Reproduce all of the records exactly.
* start The data *
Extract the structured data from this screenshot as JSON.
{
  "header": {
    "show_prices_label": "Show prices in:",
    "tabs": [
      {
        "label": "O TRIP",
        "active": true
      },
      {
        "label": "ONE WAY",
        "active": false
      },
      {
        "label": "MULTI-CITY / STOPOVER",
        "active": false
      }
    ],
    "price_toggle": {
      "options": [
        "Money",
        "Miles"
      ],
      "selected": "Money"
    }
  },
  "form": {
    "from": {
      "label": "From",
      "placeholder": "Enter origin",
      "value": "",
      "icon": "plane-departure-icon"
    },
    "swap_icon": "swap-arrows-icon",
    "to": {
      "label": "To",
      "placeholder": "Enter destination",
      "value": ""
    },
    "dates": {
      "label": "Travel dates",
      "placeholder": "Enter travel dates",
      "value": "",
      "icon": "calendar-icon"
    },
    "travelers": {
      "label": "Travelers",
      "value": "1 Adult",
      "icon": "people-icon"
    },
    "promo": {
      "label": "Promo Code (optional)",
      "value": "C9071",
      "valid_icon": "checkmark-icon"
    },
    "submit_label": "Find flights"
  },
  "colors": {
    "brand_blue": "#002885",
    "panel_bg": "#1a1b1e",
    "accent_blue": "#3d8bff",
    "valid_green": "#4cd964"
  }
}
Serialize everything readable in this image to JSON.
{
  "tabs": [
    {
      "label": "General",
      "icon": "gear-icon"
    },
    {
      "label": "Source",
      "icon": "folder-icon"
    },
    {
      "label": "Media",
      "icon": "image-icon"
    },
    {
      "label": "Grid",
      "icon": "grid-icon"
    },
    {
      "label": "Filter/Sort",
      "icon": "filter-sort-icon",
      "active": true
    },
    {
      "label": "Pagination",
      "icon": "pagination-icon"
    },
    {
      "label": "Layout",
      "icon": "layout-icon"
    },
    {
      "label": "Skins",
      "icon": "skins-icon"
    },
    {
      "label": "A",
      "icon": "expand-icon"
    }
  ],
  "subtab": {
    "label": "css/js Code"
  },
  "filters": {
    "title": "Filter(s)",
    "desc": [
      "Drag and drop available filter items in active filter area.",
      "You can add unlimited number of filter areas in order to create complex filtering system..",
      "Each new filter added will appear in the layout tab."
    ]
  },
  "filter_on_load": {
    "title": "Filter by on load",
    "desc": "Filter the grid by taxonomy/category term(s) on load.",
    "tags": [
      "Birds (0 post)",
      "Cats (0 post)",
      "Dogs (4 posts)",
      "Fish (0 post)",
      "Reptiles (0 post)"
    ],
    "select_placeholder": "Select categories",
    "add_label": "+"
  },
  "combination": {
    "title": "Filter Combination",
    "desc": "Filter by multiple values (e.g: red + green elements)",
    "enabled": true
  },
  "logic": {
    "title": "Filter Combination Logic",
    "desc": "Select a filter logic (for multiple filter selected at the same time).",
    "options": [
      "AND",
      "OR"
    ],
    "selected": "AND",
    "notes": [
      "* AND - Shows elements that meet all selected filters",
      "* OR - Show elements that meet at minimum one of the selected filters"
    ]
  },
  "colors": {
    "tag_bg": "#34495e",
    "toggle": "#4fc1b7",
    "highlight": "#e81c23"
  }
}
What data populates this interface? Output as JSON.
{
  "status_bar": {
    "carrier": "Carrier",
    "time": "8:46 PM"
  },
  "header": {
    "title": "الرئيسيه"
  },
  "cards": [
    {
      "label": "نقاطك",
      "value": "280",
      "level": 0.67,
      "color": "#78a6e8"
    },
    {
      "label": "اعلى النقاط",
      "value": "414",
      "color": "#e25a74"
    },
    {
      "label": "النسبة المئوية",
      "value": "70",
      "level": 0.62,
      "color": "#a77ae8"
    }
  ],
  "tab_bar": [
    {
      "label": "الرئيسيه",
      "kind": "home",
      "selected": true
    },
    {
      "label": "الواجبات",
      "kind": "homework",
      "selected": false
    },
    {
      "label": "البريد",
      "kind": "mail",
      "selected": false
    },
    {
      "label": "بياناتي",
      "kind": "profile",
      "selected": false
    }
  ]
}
* end The data *
## Problem solution
Extract the structured data from this screenshot as JSON.
{
  "header": {
    "show_prices_label": "Show prices in:",
    "tabs": [
      {
        "label": "O TRIP",
        "active": true
      },
      {
        "label": "ONE WAY",
        "active": false
      },
      {
        "label": "MULTI-CITY / STOPOVER",
        "active": false
      }
    ],
    "price_toggle": {
      "options": [
        "Money",
        "Miles"
      ],
      "selected": "Money"
    }
  },
  "form": {
    "from": {
      "label": "From",
      "placeholder": "Enter origin",
      "value": "",
      "icon": "plane-departure-icon"
    },
    "swap_icon": "swap-arrows-icon",
    "to": {
      "label": "To",
      "placeholder": "Enter destination",
      "value": ""
    },
    "dates": {
      "label": "Travel dates",
      "placeholder": "Enter travel dates",
      "value": "",
      "icon": "calendar-icon"
    },
    "travelers": {
      "label": "Travelers",
      "value": "1 Adult",
      "icon": "people-icon"
    },
    "promo": {
      "label": "Promo Code (optional)",
      "value": "C9071",
      "valid_icon": "checkmark-icon"
    },
    "submit_label": "Find flights"
  },
  "colors": {
    "brand_blue": "#002885",
    "panel_bg": "#1a1b1e",
    "accent_blue": "#3d8bff",
    "valid_green": "#4cd964"
  }
}
Serialize everything readable in this image to JSON.
{
  "tabs": [
    {
      "label": "General",
      "icon": "gear-icon"
    },
    {
      "label": "Source",
      "icon": "folder-icon"
    },
    {
      "label": "Media",
      "icon": "image-icon"
    },
    {
      "label": "Grid",
      "icon": "grid-icon"
    },
    {
      "label": "Filter/Sort",
      "icon": "filter-sort-icon",
      "active": true
    },
    {
      "label": "Pagination",
      "icon": "pagination-icon"
    },
    {
      "label": "Layout",
      "icon": "layout-icon"
    },
    {
      "label": "Skins",
      "icon": "skins-icon"
    },
    {
      "label": "A",
      "icon": "expand-icon"
    }
  ],
  "subtab": {
    "label": "css/js Code"
  },
  "filters": {
    "title": "Filter(s)",
    "desc": [
      "Drag and drop available filter items in active filter area.",
      "You can add unlimited number of filter areas in order to create complex filtering system..",
      "Each new filter added will appear in the layout tab."
    ]
  },
  "filter_on_load": {
    "title": "Filter by on load",
    "desc": "Filter the grid by taxonomy/category term(s) on load.",
    "tags": [
      "Birds (0 post)",
      "Cats (0 post)",
      "Dogs (4 posts)",
      "Fish (0 post)",
      "Reptiles (0 post)"
    ],
    "select_placeholder": "Select categories",
    "add_label": "+"
  },
  "combination": {
    "title": "Filter Combination",
    "desc": "Filter by multiple values (e.g: red + green elements)",
    "enabled": true
  },
  "logic": {
    "title": "Filter Combination Logic",
    "desc": "Select a filter logic (for multiple filter selected at the same time).",
    "options": [
      "AND",
      "OR"
    ],
    "selected": "AND",
    "notes": [
      "* AND - Shows elements that meet all selected filters",
      "* OR - Show elements that meet at minimum one of the selected filters"
    ]
  },
  "colors": {
    "tag_bg": "#34495e",
    "toggle": "#4fc1b7",
    "highlight": "#e81c23"
  }
}
What data populates this interface? Output as JSON.
{
  "status_bar": {
    "carrier": "Carrier",
    "time": "8:46 PM"
  },
  "header": {
    "title": "الرئيسيه"
  },
  "cards": [
    {
      "label": "نقاطك",
      "value": "280",
      "level": 0.67,
      "color": "#78a6e8"
    },
    {
      "label": "اعلى النقاط",
      "value": "414",
      "color": "#e25a74"
    },
    {
      "label": "النسبة المئوية",
      "value": "70",
      "level": 0.62,
      "color": "#a77ae8"
    }
  ],
  "tab_bar": [
    {
      "label": "الرئيسيه",
      "kind": "home",
      "selected": true
    },
    {
      "label": "الواجبات",
      "kind": "homework",
      "selected": false
    },
    {
      "label": "البريد",
      "kind": "mail",
      "selected": false
    },
    {
      "label": "بياناتي",
      "kind": "profile",
      "selected": false
    }
  ]
}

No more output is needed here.